* start TEXT BLOCK *

Maria Angelina Doukaina Palaiologina or Marija Angelina Nemanjić or Anna Maria Angelina Doukaina Palaiologina (Greek: Μαρία Αγγελίνα Δούκαινα Παλαιολογίνα, Serbian Cyrillic: Марија Ангелина Немањић; 1349 - 28 December 1394) was the self-proclaimed basilissa (Empress, queen) of Epirus from 1384–85, succeeding the rule of her murdered husband Thomas Preljubović. Maria and her husband were a famed couple as patrons of the arts during Tomo's rule of Ioannina from 1366 to 1384.[1] She is even portrayed in the icons.[2]

Life[edit]

Maria was the daughter of the Serbian Emperor of Thessaly, Simeon Uroš, the half-brother of Emperor Stephen Uroš IV Dušan of Serbia (Nemanjić dynasty), and Thomais Orsini. Her maternal grandfather was John Orsini of Epirus. In 1361, Maria, then only 12 years old, married Thomas Preljubović, who was appointed the governor (despot) of Epirus in Ioannina by her father in 1366. Popular with her subjects, she was allegedly mistreated by her husband and supposedly connived in his murder on 23 December 1384.

* end TEXT BLOCK *
* start EXCERPTED DATA *

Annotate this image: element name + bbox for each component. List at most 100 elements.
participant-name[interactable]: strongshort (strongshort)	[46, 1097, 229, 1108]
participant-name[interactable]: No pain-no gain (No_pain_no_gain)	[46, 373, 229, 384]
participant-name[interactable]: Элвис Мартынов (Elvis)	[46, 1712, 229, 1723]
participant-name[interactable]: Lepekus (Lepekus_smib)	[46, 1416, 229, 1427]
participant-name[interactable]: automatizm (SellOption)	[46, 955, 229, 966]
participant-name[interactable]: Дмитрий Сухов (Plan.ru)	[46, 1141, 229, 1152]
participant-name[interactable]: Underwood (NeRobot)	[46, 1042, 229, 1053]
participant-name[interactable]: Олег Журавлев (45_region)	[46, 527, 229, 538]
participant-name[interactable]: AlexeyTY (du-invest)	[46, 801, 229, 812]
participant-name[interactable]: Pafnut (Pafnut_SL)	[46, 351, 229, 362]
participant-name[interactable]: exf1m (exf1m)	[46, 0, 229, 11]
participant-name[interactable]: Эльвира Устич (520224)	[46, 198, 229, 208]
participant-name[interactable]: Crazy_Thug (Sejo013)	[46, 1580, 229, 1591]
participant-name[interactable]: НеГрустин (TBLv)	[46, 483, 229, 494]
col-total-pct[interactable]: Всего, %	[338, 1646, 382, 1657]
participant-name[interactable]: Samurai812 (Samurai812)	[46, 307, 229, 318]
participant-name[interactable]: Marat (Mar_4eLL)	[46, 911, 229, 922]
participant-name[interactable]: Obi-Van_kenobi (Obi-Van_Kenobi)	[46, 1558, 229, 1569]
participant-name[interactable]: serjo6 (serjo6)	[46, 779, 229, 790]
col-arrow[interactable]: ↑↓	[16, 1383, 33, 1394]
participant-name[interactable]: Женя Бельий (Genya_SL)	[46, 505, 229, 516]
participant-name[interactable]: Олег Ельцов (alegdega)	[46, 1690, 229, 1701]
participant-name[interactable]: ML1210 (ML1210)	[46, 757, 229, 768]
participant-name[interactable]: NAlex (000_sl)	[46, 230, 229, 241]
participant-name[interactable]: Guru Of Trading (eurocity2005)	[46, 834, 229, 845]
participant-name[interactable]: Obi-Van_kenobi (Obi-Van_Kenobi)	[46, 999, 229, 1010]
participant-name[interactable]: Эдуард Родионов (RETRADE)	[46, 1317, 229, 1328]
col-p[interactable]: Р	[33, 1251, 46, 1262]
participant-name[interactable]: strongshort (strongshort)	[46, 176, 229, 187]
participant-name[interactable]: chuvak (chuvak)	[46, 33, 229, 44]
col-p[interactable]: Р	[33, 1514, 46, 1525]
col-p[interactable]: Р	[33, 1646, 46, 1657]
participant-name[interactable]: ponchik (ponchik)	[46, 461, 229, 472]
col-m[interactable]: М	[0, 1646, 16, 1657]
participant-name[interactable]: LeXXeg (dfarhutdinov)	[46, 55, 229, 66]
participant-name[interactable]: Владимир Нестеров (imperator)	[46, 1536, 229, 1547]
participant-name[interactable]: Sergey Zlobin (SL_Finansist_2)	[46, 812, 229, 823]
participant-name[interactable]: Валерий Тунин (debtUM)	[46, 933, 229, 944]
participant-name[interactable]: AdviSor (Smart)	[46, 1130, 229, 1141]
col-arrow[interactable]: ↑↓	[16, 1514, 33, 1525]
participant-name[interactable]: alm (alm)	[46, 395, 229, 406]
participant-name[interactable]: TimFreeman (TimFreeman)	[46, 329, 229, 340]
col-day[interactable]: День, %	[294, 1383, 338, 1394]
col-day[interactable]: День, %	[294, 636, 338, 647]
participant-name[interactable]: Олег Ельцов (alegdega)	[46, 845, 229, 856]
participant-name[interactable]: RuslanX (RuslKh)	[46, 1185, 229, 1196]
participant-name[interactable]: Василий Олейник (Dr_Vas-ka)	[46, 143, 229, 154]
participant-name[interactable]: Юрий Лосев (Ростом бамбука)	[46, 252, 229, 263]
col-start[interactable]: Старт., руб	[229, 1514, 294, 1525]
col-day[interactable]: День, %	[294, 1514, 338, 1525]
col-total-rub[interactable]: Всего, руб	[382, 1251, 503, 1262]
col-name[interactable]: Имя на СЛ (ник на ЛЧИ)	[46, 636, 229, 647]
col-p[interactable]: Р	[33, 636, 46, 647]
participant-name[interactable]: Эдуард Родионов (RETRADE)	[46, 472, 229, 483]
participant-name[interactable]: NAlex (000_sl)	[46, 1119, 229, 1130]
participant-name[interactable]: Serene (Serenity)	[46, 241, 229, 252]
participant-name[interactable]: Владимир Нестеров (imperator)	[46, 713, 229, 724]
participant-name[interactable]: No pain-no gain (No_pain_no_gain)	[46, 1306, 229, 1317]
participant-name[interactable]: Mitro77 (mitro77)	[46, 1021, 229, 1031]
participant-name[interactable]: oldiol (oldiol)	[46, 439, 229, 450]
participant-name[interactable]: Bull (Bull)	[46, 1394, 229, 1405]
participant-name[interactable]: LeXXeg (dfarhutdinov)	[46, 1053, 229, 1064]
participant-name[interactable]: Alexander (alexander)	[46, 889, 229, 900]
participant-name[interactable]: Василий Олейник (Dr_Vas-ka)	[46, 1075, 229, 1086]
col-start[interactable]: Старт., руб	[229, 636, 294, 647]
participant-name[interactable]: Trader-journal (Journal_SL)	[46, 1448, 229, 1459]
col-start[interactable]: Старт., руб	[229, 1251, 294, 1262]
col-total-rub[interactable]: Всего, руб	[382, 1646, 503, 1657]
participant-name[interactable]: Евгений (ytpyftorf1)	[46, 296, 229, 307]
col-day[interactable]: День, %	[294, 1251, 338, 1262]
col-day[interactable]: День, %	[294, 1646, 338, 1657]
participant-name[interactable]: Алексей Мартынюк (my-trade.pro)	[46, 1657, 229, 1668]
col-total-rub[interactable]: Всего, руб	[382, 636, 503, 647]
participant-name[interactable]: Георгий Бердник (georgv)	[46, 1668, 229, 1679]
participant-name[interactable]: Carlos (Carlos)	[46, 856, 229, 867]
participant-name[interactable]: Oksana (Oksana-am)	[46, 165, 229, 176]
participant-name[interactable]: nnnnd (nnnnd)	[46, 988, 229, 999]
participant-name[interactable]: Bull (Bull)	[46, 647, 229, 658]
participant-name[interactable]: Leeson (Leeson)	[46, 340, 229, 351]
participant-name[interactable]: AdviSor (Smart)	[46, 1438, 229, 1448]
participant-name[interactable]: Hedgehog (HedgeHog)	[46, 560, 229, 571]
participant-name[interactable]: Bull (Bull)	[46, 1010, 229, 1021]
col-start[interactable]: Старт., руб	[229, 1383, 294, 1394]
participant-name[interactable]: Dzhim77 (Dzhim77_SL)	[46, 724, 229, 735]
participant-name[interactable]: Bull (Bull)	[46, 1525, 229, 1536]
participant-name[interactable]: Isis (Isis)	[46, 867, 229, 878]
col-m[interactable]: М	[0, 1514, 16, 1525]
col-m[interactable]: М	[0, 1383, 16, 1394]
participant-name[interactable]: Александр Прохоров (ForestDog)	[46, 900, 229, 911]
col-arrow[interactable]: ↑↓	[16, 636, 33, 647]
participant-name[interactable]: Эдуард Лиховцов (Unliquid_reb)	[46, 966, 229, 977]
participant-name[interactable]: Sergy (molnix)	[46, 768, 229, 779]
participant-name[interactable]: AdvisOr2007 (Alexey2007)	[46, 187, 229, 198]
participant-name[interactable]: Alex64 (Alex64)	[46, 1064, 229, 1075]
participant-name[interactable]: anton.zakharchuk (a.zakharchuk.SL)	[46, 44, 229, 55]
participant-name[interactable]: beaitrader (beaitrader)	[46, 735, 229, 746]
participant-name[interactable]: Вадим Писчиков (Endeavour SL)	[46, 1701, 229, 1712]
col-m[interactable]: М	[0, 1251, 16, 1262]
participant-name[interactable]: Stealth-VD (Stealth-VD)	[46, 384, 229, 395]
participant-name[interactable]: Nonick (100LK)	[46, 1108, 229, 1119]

* end EXCERPTED DATA *

- _WRITTEN REQUEST 1_:
In one to three sentences, explain what led to Maria's rule as basilissa of Epirus beginning in 1384, according to the passage on Maria Angelina Doukaina Palaiologina.
- _WRITTEN REQUEST 2_:
Carry the passage on Maria Angelina Doukaina Palaiologina forward from its final sentence.
The entries are not needed for this work.

- _ANSWER 1_:
Her husband Thomas Preljubović, who had governed Epirus from Ioannina, was murdered on 23 December 1384. Maria then proclaimed herself basilissa and took over his rule.

- _ANSWER 2_:
The population of Ioannina acclaimed Maria as ruler. She used the title of basilissa, female form of basileus.[3] She summoned her brother John Uroš Doukas Palaiologos (who became a monk in Meteora monastery by the name of Joasaph)[4] to advise her in the affairs of state, though he didn't stay long.

John Uroš suggested that Maria marry Esau de' Buondelmonti, one of the Latin noblemen captured by Thomas in 1379. It has been alleged[5] that Maria was already enamored of the captive before the murder of her husband, and that this affair had resulted in the assassination of Thomas.[6] Of course, all of this is pure conjecture.

Maria married Esau ("who sought recognition from Byzantium") in February 1385. Maria survived for a further decade, dying on 28 December 1394. She was 55.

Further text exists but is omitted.